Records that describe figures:
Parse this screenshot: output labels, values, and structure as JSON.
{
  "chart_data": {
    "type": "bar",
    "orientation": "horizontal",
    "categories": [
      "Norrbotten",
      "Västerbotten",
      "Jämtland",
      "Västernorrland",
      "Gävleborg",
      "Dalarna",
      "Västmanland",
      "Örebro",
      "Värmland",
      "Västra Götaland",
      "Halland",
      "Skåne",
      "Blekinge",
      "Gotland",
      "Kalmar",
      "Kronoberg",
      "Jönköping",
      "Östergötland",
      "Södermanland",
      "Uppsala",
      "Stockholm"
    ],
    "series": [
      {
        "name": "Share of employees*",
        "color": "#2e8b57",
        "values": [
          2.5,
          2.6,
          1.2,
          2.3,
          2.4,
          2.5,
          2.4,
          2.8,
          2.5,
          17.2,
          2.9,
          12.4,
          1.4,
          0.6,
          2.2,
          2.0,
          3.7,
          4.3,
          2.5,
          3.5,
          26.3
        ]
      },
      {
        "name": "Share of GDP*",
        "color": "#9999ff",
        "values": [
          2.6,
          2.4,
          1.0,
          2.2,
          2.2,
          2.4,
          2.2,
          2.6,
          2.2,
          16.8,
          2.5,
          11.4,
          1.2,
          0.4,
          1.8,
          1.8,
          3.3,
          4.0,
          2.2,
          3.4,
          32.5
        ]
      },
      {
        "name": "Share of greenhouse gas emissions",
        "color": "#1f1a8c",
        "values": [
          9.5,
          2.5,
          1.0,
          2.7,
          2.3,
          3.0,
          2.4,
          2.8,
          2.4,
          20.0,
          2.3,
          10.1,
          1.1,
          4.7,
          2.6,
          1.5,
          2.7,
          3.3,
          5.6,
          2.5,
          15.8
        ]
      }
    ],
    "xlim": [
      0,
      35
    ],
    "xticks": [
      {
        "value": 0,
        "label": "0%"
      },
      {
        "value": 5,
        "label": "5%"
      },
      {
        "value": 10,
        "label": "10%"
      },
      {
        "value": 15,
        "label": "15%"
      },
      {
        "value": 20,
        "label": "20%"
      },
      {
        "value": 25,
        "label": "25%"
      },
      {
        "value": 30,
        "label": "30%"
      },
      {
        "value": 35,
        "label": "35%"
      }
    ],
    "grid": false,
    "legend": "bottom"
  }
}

→ **Exercise instructions**: Your task is to give the records above again, exactly.

→ **Finished task**:
Parse this screenshot: output labels, values, and structure as JSON.
{
  "chart_data": {
    "type": "bar",
    "orientation": "horizontal",
    "categories": [
      "Norrbotten",
      "Västerbotten",
      "Jämtland",
      "Västernorrland",
      "Gävleborg",
      "Dalarna",
      "Västmanland",
      "Örebro",
      "Värmland",
      "Västra Götaland",
      "Halland",
      "Skåne",
      "Blekinge",
      "Gotland",
      "Kalmar",
      "Kronoberg",
      "Jönköping",
      "Östergötland",
      "Södermanland",
      "Uppsala",
      "Stockholm"
    ],
    "series": [
      {
        "name": "Share of employees*",
        "color": "#2e8b57",
        "values": [
          2.5,
          2.6,
          1.2,
          2.3,
          2.4,
          2.5,
          2.4,
          2.8,
          2.5,
          17.2,
          2.9,
          12.4,
          1.4,
          0.6,
          2.2,
          2.0,
          3.7,
          4.3,
          2.5,
          3.5,
          26.3
        ]
      },
      {
        "name": "Share of GDP*",
        "color": "#9999ff",
        "values": [
          2.6,
          2.4,
          1.0,
          2.2,
          2.2,
          2.4,
          2.2,
          2.6,
          2.2,
          16.8,
          2.5,
          11.4,
          1.2,
          0.4,
          1.8,
          1.8,
          3.3,
          4.0,
          2.2,
          3.4,
          32.5
        ]
      },
      {
        "name": "Share of greenhouse gas emissions",
        "color": "#1f1a8c",
        "values": [
          9.5,
          2.5,
          1.0,
          2.7,
          2.3,
          3.0,
          2.4,
          2.8,
          2.4,
          20.0,
          2.3,
          10.1,
          1.1,
          4.7,
          2.6,
          1.5,
          2.7,
          3.3,
          5.6,
          2.5,
          15.8
        ]
      }
    ],
    "xlim": [
      0,
      35
    ],
    "xticks": [
      {
        "value": 0,
        "label": "0%"
      },
      {
        "value": 5,
        "label": "5%"
      },
      {
        "value": 10,
        "label": "10%"
      },
      {
        "value": 15,
        "label": "15%"
      },
      {
        "value": 20,
        "label": "20%"
      },
      {
        "value": 25,
        "label": "25%"
      },
      {
        "value": 30,
        "label": "30%"
      },
      {
        "value": 35,
        "label": "35%"
      }
    ],
    "grid": false,
    "legend": "bottom"
  }
}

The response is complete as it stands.